**Task to complete**
Sift the listing for lines that hold the string "Taux" and pull them out.

**Records shown**
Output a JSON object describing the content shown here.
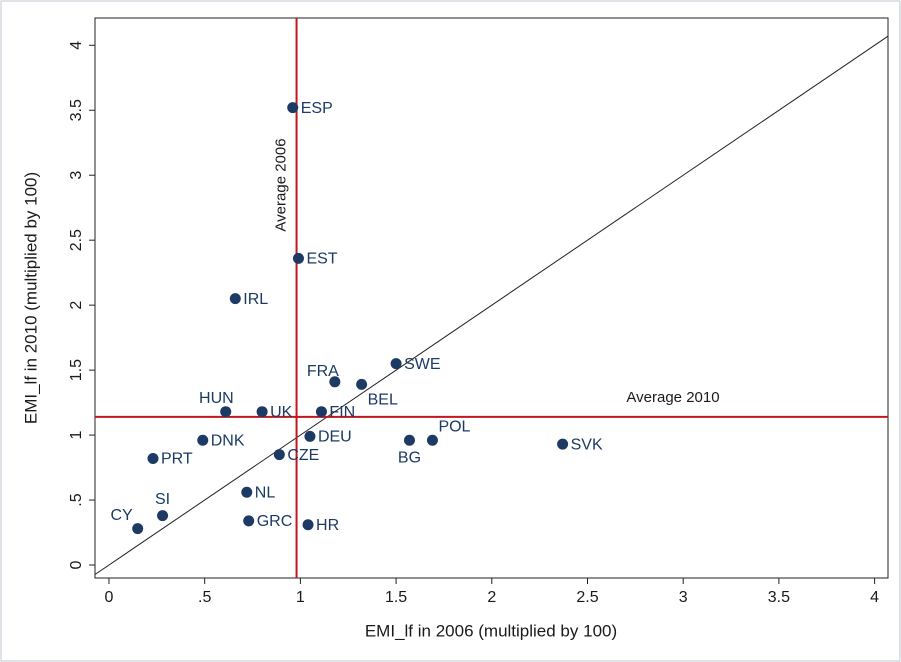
{
  "chart_data": {
    "type": "scatter",
    "x_label": "EMI_lf in 2006 (multiplied by 100)",
    "y_label": "EMI_lf in 2010 (multiplied by 100)",
    "xlim": [
      -0.073,
      4.07
    ],
    "ylim": [
      -0.1,
      4.21
    ],
    "xticks": [
      0,
      {
        "value": 0.5,
        "label": ".5"
      },
      1,
      1.5,
      2,
      2.5,
      3,
      3.5,
      4
    ],
    "yticks": [
      0,
      {
        "value": 0.5,
        "label": ".5"
      },
      1,
      1.5,
      2,
      2.5,
      3,
      3.5,
      4
    ],
    "color": "#1c3a64",
    "point_labels": [
      "ESP",
      "EST",
      "IRL",
      "SWE",
      "FRA",
      "BEL",
      "HUN",
      "UK",
      "FIN",
      "DEU",
      "DNK",
      "PRT",
      "CZE",
      "BG",
      "POL",
      "SVK",
      "NL",
      "SI",
      "CY",
      "GRC",
      "HR"
    ],
    "x": [
      0.96,
      0.99,
      0.66,
      1.5,
      1.18,
      1.32,
      0.61,
      0.8,
      1.11,
      1.05,
      0.49,
      0.23,
      0.89,
      1.57,
      1.69,
      2.37,
      0.72,
      0.28,
      0.15,
      0.73,
      1.04
    ],
    "y": [
      3.52,
      2.36,
      2.05,
      1.55,
      1.41,
      1.39,
      1.18,
      1.18,
      1.18,
      0.99,
      0.96,
      0.82,
      0.85,
      0.96,
      0.96,
      0.93,
      0.56,
      0.38,
      0.28,
      0.34,
      0.31
    ],
    "identity_line": true,
    "reference_color": "#c4161c",
    "reference_lines": [
      {
        "axis": "x",
        "value": 0.98,
        "label": "Average 2006"
      },
      {
        "axis": "y",
        "value": 1.14,
        "label": "Average 2010"
      }
    ]
  }
}
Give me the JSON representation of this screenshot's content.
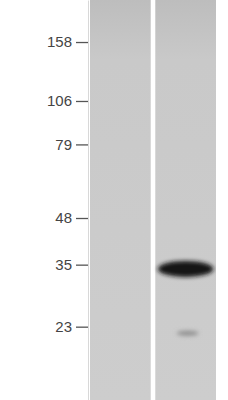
{
  "chart_data": {
    "type": "western_blot",
    "categories": [
      null,
      null
    ],
    "log": "y",
    "ylim": [
      14,
      210
    ],
    "yticks": [
      158,
      106,
      79,
      48,
      35,
      23
    ],
    "tick_labels": "y",
    "series": [
      {
        "values": [
          null,
          34
        ],
        "color": "#161616"
      },
      {
        "values": [
          null,
          22
        ],
        "color": "#8e8e8e"
      }
    ]
  }
}
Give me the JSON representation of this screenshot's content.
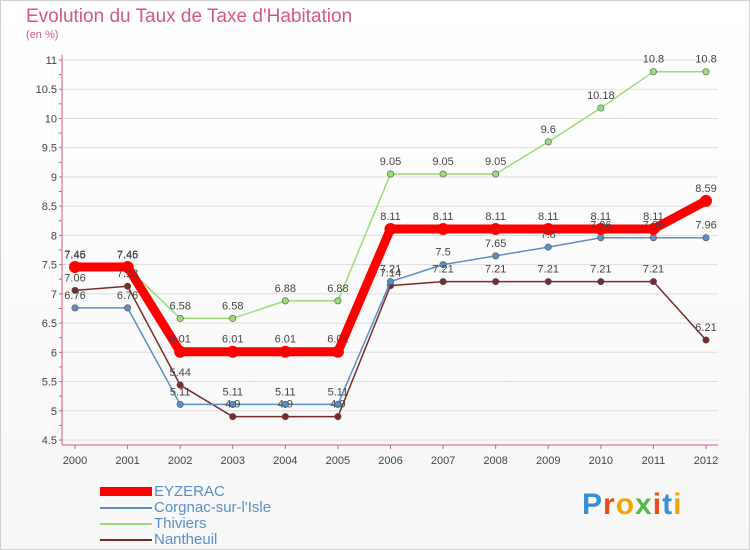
{
  "title": "Evolution du Taux de Taxe d'Habitation",
  "subtitle": "(en %)",
  "brand": "Proxiti",
  "brand_colors": [
    "#3a8fd6",
    "#e94e1b",
    "#f2a400",
    "#57b947",
    "#e94e1b",
    "#3a8fd6",
    "#f2a400"
  ],
  "chart_data": {
    "type": "line",
    "title": "Evolution du Taux de Taxe d'Habitation",
    "ylabel": "(en %)",
    "xlabel": "",
    "x": [
      "2000",
      "2001",
      "2002",
      "2003",
      "2004",
      "2005",
      "2006",
      "2007",
      "2008",
      "2009",
      "2010",
      "2011",
      "2012"
    ],
    "ylim": [
      4.5,
      11
    ],
    "yticks": [
      "4.5",
      "5",
      "5.5",
      "6",
      "6.5",
      "7",
      "7.5",
      "8",
      "8.5",
      "9",
      "9.5",
      "10",
      "10.5",
      "11"
    ],
    "grid": "horizontal",
    "legend": "bottom-left",
    "series": [
      {
        "name": "EYZERAC",
        "color": "#ff0000",
        "width": 9,
        "values": [
          7.46,
          7.46,
          6.01,
          6.01,
          6.01,
          6.01,
          8.11,
          8.11,
          8.11,
          8.11,
          8.11,
          8.11,
          8.59
        ],
        "labels": [
          "7.46",
          "7.46",
          "6.01",
          "6.01",
          "6.01",
          "6.01",
          "8.11",
          "8.11",
          "8.11",
          "8.11",
          "8.11",
          "8.11",
          "8.59"
        ]
      },
      {
        "name": "Corgnac-sur-l'Isle",
        "color": "#5b8ec9",
        "width": 1.5,
        "values": [
          6.76,
          6.76,
          5.11,
          5.11,
          5.11,
          5.11,
          7.21,
          7.5,
          7.65,
          7.8,
          7.96,
          7.96,
          7.96
        ],
        "labels": [
          "6.76",
          "6.76",
          "5.11",
          "5.11",
          "5.11",
          "5.11",
          "7.21",
          "7.5",
          "7.65",
          "7.8",
          "7.96",
          "7.96",
          "7.96"
        ]
      },
      {
        "name": "Thiviers",
        "color": "#99dd77",
        "width": 1.5,
        "values": [
          7.45,
          7.45,
          6.58,
          6.58,
          6.88,
          6.88,
          9.05,
          9.05,
          9.05,
          9.6,
          10.18,
          10.8,
          10.8
        ],
        "labels": [
          "7.45",
          "7.45",
          "6.58",
          "6.58",
          "6.88",
          "6.88",
          "9.05",
          "9.05",
          "9.05",
          "9.6",
          "10.18",
          "10.8",
          "10.8"
        ]
      },
      {
        "name": "Nantheuil",
        "color": "#7a2a2a",
        "width": 1.5,
        "values": [
          7.06,
          7.13,
          5.44,
          4.9,
          4.9,
          4.9,
          7.14,
          7.21,
          7.21,
          7.21,
          7.21,
          7.21,
          6.21
        ],
        "labels": [
          "7.06",
          "7.13",
          "5.44",
          "4.9",
          "4.9",
          "4.9",
          "7.14",
          "7.21",
          "7.21",
          "7.21",
          "7.21",
          "7.21",
          "6.21"
        ]
      }
    ]
  }
}
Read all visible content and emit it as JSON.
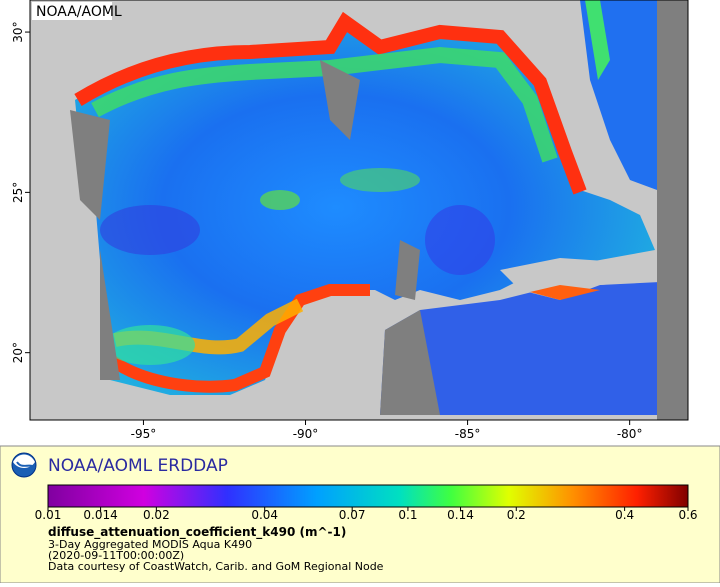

**Answer to this problem**
  "title": "Evolution du Taux de Taxe d'Habitation",
    "title": "Evolution du Taux de Taxe d'Habitation",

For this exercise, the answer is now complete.